== AIM ==
Identify, in the records below, every line where the string "támogatására" appears, and copy each such line.

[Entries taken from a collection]
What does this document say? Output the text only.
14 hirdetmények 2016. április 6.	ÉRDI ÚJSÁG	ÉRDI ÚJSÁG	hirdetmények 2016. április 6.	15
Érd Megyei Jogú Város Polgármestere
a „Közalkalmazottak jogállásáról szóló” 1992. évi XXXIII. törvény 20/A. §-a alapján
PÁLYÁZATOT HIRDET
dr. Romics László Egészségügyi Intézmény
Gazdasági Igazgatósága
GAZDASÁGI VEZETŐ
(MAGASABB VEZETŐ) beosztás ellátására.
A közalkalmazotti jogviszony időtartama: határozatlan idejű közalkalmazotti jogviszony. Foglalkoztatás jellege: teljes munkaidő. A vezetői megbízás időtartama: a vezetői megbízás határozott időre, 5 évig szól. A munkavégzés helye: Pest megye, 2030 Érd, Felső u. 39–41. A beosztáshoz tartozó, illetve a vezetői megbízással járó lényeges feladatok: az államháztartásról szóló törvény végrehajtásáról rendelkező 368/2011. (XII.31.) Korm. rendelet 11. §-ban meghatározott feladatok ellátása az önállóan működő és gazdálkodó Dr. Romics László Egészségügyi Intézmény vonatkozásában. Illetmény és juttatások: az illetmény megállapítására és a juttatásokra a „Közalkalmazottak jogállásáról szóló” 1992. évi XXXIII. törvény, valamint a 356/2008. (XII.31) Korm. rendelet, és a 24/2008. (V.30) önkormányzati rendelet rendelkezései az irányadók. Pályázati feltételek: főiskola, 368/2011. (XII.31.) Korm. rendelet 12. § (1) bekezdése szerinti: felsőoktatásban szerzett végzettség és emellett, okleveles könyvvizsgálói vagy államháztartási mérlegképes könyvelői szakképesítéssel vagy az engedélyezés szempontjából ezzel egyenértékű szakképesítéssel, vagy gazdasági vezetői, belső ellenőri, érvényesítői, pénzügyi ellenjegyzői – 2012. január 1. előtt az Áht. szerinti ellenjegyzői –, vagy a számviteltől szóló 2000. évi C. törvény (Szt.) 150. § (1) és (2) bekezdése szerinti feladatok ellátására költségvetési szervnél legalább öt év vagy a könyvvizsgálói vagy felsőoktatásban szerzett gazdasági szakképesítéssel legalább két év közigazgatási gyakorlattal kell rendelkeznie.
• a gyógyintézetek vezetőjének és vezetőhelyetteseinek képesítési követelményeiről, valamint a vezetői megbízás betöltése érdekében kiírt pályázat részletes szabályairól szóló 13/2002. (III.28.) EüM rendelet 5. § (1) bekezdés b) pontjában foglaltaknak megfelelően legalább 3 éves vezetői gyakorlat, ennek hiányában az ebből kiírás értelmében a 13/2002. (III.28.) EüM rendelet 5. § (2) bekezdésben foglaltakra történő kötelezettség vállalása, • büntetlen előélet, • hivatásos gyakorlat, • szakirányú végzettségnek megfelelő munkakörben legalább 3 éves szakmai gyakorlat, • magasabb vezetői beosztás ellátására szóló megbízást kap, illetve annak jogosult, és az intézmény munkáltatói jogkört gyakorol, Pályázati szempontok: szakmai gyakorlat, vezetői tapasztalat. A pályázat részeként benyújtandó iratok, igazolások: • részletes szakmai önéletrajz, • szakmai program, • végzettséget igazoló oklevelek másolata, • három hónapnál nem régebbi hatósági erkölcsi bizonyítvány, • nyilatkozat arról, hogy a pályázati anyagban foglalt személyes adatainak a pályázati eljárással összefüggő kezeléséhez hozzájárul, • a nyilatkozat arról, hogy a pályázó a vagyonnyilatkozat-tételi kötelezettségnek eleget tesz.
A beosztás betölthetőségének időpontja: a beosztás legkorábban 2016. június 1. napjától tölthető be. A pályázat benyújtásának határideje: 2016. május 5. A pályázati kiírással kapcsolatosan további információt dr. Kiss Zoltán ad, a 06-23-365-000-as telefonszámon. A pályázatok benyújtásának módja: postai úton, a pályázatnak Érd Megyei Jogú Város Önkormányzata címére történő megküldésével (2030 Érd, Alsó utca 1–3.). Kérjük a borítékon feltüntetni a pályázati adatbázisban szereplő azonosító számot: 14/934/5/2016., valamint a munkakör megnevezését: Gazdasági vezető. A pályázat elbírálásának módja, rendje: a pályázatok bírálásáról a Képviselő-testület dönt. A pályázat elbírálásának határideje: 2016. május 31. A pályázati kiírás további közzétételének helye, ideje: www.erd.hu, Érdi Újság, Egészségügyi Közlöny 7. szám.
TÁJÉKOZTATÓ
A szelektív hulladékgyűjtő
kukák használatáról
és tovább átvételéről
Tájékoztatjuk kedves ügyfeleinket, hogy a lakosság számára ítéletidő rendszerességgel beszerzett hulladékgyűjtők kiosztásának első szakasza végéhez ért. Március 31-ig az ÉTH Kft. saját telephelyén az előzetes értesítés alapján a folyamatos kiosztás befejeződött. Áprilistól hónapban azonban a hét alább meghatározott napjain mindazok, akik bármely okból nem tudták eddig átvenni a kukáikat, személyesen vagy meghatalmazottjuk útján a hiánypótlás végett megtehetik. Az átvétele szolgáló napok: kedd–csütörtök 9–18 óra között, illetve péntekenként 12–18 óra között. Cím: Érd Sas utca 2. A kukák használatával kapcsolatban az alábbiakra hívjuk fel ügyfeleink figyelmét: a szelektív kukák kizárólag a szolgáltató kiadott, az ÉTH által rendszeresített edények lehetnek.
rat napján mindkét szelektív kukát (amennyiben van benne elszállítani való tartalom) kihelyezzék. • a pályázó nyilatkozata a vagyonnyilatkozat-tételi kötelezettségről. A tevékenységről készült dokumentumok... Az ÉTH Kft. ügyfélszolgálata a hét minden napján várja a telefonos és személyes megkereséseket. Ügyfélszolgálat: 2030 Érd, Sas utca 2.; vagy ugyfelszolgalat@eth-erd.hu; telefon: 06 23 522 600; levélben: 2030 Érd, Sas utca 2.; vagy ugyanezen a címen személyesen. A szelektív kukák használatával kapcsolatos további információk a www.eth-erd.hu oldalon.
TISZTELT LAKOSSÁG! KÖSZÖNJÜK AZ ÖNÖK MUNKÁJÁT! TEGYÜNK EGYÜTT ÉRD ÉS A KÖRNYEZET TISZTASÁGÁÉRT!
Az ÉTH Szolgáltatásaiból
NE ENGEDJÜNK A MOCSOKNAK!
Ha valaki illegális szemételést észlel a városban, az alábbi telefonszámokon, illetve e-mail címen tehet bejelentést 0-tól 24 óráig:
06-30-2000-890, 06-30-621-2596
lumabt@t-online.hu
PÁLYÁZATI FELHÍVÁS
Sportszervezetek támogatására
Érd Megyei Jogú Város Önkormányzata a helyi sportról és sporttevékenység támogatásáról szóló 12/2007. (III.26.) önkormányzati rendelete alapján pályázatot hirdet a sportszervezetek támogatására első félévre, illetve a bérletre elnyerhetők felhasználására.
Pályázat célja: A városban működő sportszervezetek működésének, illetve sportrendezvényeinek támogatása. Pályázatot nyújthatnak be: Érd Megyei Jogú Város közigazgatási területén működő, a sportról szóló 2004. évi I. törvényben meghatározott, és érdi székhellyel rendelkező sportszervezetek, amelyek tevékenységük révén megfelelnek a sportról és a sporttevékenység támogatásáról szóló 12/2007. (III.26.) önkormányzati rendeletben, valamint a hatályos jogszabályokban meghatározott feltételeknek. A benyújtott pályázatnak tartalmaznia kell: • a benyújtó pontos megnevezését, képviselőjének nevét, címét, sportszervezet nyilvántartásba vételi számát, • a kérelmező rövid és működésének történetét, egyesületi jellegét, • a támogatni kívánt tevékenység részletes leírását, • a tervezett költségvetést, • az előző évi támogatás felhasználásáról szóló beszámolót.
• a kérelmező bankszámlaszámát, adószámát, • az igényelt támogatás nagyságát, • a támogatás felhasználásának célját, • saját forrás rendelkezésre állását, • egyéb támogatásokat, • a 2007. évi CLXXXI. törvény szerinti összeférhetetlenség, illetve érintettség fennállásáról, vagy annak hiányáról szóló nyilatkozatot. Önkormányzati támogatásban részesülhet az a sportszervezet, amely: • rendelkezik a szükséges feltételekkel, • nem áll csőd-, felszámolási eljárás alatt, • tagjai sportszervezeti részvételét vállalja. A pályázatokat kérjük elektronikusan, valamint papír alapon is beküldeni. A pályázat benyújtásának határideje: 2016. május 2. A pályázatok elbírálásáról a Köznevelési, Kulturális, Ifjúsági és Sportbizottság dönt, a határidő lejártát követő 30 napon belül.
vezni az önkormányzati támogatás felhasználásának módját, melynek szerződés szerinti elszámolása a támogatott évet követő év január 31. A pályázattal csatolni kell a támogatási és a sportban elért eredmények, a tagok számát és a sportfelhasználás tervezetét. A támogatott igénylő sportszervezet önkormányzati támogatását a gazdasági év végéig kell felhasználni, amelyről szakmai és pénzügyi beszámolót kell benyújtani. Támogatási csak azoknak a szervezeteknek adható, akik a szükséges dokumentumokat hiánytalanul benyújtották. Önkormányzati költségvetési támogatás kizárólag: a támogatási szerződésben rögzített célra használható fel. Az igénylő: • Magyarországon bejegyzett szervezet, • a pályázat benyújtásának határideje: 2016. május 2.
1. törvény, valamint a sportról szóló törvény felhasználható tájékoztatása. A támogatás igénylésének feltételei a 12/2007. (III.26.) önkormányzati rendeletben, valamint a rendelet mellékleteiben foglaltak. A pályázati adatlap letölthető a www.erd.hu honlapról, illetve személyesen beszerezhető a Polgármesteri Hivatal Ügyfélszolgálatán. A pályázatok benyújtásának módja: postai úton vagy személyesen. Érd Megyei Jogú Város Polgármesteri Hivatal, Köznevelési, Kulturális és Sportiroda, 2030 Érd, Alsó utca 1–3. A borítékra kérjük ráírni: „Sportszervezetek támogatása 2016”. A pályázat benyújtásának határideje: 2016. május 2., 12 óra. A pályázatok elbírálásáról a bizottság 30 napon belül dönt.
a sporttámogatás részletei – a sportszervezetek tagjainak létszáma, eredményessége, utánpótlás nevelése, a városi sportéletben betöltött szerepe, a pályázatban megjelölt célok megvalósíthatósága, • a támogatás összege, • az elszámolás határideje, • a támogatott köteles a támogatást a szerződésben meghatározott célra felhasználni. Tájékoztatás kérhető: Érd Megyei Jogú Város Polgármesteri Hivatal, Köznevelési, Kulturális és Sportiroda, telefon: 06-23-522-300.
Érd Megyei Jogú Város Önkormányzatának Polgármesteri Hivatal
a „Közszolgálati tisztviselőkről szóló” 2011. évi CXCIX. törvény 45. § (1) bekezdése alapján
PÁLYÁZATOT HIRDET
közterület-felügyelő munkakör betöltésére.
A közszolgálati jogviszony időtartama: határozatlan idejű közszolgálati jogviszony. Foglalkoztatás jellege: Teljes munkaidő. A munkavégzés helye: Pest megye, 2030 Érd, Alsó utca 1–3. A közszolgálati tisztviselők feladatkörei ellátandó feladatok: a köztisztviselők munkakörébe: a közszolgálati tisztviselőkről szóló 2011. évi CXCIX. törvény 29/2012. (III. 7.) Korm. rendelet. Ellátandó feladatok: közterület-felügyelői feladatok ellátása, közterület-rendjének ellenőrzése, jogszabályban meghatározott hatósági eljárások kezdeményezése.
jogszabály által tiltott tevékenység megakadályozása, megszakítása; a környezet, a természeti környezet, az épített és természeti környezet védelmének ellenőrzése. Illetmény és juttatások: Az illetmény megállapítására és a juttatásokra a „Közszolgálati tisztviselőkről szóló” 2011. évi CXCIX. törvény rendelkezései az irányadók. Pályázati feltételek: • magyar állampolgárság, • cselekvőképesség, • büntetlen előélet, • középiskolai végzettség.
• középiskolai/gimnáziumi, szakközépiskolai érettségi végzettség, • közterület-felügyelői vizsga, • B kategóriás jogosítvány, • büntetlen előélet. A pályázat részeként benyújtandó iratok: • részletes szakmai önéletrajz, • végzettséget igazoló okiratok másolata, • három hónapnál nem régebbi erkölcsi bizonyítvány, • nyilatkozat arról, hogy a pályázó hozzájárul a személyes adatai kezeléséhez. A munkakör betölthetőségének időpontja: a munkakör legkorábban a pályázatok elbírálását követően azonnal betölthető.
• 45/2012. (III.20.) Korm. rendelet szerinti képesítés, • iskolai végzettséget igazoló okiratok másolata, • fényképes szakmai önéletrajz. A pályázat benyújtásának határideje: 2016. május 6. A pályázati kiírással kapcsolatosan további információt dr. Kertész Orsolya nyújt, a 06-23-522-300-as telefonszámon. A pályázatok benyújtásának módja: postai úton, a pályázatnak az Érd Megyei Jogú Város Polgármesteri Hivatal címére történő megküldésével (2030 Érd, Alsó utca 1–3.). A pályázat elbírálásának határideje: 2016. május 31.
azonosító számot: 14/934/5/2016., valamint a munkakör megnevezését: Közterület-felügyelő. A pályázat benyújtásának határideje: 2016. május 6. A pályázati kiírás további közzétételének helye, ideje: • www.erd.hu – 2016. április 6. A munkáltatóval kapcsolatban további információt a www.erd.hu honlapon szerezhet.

== WRITTEN RESPONSE ==
Sportszervezetek támogatására
Érd Megyei Jogú Város Önkormányzata a helyi sportról és sporttevékenység támogatásáról szóló 12/2007. (III.26.) önkormányzati rendelete alapján pályázatot hirdet a sportszervezetek támogatására első félévre, illetve a bérletre elnyerhetők felhasználására.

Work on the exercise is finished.